7月13日(火)
 真島氏はお目当ての場所でもあるのか、今日も自由行動ということに。
 まずは、あの「オペラ座の怪人」でも有名なオペラ座界隈を訪ねてみることにした。パリ市は現在、2000年に向けて市内の主要建築物の大規模な修復工事を行っているらしく、ここオペラ座の建物もその対象になっていて、正面は足場で覆われていて見る影もない。オペラ座からルーブル美術館にかけての一帯は日本人経営の店も多い地域だ。三越があったので入ってみたが、置いてあるのはブランドもののバックや洋服ばかりで、私には興味のないものばかりだったので早々に店を出る。その隣に立ち食いソバ屋の看板が。日本食の食材もあるというのでちょっと入ってみると、入り口近くの棚にはウーロン茶やカップラーメン、おにぎりやパック寿司などが置いてある。奥の立ち食いソバのカウンターを覗いてみると、やはり客は日本人ばかり。こってりしたフランス料理に食傷気味の日本人たちが、ついつい望郷の念に駆られて入ってしまうのだろうか。セーヌ川方向にぶらぶら歩いてみると、ラーメン屋に焼き鳥屋、寿司屋などもある。
 そうこうしているうちにお昼も回ってしまった。どこか適当なレストランはないかと探していると、その名もズバリ「ラーメン屋」という看板が目に入る。入り口に「冷し中華あります」と日本語で書かれているのにつられてついつい入ってしまった。店に入るやいなや「いらっしゃいませ〜」の声、一見大衆食堂風の作りで客もほとんどが日本人だ。メニューも日本語で短冊に書かれたものが壁に貼られている。一瞬ここはどこなんだという錯覚と同時にえも言えぬ安堵感が漂う。入口正面のカウンターにおばさんが座っていてそこで食券を買うのだが、財布からフラン硬貨を出したときに「ああここはフランスなんだ」と我に返る。店には外国人の姿……もっとも、ここでは我々こそ外国人なのだが……も数人見えたが、食券をあらかじめ買ってテーブルで待つというシステムには外国人は戸惑うだろうなぁ。

> **問題**
1. 本文によると、修復工事の対象になっていたオペラ座の建物の正面はどのような状態でしたか。
2. 本文の「まずは、あの「オペラ座の怪人」という語句を含むところから書き始め、「は外国人は戸惑うだろうなぁ。」の後で止めて、その範囲を一字も変えずに繰り返してください。

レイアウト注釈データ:
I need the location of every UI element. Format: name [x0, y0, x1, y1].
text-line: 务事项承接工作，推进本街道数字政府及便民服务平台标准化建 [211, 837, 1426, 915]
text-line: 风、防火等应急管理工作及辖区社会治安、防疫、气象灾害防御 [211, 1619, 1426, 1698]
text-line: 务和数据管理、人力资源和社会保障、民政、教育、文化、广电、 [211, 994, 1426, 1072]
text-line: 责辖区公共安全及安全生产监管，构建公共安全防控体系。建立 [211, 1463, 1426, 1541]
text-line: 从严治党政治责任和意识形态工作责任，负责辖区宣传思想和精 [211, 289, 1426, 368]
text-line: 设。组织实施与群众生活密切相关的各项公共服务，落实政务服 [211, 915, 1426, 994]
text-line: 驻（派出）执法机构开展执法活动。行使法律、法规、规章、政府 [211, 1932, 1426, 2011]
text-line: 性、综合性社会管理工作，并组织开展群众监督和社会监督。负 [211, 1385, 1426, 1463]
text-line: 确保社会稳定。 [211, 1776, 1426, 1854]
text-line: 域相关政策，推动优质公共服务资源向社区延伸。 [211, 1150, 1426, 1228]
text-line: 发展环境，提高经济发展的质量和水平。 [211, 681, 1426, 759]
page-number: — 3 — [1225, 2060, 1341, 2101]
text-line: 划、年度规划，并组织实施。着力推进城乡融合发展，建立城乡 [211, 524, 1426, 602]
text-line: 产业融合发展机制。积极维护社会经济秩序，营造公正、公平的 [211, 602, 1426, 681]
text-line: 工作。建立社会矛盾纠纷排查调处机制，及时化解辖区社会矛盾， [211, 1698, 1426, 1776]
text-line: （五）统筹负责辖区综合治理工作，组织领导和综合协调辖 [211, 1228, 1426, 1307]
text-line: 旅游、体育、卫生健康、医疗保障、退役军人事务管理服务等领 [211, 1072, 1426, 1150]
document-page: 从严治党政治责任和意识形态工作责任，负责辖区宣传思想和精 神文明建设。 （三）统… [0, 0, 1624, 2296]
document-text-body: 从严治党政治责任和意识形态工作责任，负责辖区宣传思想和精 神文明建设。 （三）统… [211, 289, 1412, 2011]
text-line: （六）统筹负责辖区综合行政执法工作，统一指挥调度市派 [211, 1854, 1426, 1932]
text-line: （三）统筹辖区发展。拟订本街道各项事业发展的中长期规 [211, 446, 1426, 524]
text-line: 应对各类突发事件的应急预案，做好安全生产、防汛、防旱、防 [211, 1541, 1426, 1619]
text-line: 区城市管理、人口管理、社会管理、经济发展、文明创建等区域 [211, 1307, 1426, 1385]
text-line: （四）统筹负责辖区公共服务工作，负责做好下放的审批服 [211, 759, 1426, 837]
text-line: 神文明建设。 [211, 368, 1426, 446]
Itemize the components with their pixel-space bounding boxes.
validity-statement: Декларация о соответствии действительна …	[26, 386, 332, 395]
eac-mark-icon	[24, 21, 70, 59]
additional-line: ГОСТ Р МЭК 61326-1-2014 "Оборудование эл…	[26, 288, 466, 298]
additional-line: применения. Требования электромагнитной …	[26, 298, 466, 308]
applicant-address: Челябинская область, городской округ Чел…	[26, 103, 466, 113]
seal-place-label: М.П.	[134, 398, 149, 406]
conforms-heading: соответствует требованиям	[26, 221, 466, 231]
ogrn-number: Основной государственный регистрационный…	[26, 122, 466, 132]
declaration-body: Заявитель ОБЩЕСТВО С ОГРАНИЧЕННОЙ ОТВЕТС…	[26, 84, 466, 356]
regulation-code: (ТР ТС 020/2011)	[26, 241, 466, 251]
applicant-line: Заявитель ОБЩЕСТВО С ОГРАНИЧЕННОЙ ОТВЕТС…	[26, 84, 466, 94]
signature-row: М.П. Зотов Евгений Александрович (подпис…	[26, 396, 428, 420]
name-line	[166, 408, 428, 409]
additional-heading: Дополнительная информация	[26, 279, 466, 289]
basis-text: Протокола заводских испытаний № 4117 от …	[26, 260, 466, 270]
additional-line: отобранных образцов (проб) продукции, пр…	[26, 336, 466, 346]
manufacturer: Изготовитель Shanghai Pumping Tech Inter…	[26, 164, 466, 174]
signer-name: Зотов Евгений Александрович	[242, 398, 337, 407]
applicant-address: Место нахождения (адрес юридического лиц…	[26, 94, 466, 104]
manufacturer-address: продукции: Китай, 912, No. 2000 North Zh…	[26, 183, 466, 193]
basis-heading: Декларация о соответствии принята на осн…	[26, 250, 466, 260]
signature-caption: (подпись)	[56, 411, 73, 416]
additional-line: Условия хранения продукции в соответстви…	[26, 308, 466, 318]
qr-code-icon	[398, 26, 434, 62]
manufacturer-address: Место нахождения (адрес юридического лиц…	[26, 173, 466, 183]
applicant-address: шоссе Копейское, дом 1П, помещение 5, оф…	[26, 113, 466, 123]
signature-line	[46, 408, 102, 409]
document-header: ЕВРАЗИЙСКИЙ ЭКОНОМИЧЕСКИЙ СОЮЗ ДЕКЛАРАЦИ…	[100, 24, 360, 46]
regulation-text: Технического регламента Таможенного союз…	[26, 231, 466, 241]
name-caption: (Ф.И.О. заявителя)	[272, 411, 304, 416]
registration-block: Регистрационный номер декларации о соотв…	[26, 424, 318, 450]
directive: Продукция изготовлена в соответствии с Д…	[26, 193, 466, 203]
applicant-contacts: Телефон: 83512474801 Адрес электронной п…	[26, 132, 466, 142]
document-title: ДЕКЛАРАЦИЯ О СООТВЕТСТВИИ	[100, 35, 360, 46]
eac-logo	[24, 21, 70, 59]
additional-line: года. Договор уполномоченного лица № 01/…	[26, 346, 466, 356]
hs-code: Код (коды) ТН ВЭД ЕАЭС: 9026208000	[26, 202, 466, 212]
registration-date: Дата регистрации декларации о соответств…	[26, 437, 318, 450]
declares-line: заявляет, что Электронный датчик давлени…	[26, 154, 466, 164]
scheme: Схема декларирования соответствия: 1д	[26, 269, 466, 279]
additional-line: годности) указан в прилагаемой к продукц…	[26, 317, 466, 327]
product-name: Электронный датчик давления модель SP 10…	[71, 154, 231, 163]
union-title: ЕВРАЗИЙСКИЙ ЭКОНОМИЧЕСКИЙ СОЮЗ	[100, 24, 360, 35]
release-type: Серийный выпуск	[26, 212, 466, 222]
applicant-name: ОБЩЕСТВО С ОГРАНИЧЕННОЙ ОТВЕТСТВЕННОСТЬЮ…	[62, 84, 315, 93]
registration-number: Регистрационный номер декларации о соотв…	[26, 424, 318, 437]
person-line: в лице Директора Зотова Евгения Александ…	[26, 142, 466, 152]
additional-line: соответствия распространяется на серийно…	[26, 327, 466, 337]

> **各問の解答**
1. 足場で覆われていて、見る影もない状態でした。

2.
まずは、あの「オペラ座の怪人」でも有名なオペラ座界隈を訪ねてみることにした。パリ市は現在、2000年に向けて市内の主要建築物の大規模な修復工事を行っているらしく、ここオペラ座の建物もその対象になっていて、正面は足場で覆われていて見る影もない。オペラ座からルーブル美術館にかけての一帯は日本人経営の店も多い地域だ。三越があったので入ってみたが、置いてあるのはブランドもののバックや洋服ばかりで、私には興味のないものばかりだったので早々に店を出る。その隣に立ち食いソバ屋の看板が。日本食の食材もあるというのでちょっと入ってみると、入り口近くの棚にはウーロン茶やカップラーメン、おにぎりやパック寿司などが置いてある。奥の立ち食いソバのカウンターを覗いてみると、やはり客は日本人ばかり。こってりしたフランス料理に食傷気味の日本人たちが、ついつい望郷の念に駆られて入ってしまうのだろうか。セーヌ川方向にぶらぶら歩いてみると、ラーメン屋に焼き鳥屋、寿司屋などもある。
 そうこうしているうちにお昼も回ってしまった。どこか適当なレストランはないかと探していると、その名もズバリ「ラーメン屋」という看板が目に入る。入り口に「冷し中華あります」と日本語で書かれているのにつられてついつい入ってしまった。店に入るやいなや「いらっしゃいませ〜」の声、一見大衆食堂風の作りで客もほとんどが日本人だ。メニューも日本語で短冊に書かれたものが壁に貼られている。一瞬ここはどこなんだという錯覚と同時にえも言えぬ安堵感が漂う。入口正面のカウンターにおばさんが座っていてそこで食券を買うのだが、財布からフラン硬貨を出したときに「ああここはフランスなんだ」と我に返る。店には外国人の姿……もっとも、ここでは我々こそ外国人なのだが……も数人見えたが、食券をあらかじめ買ってテーブルで待つというシステムには外国人は戸惑うだろうなぁ。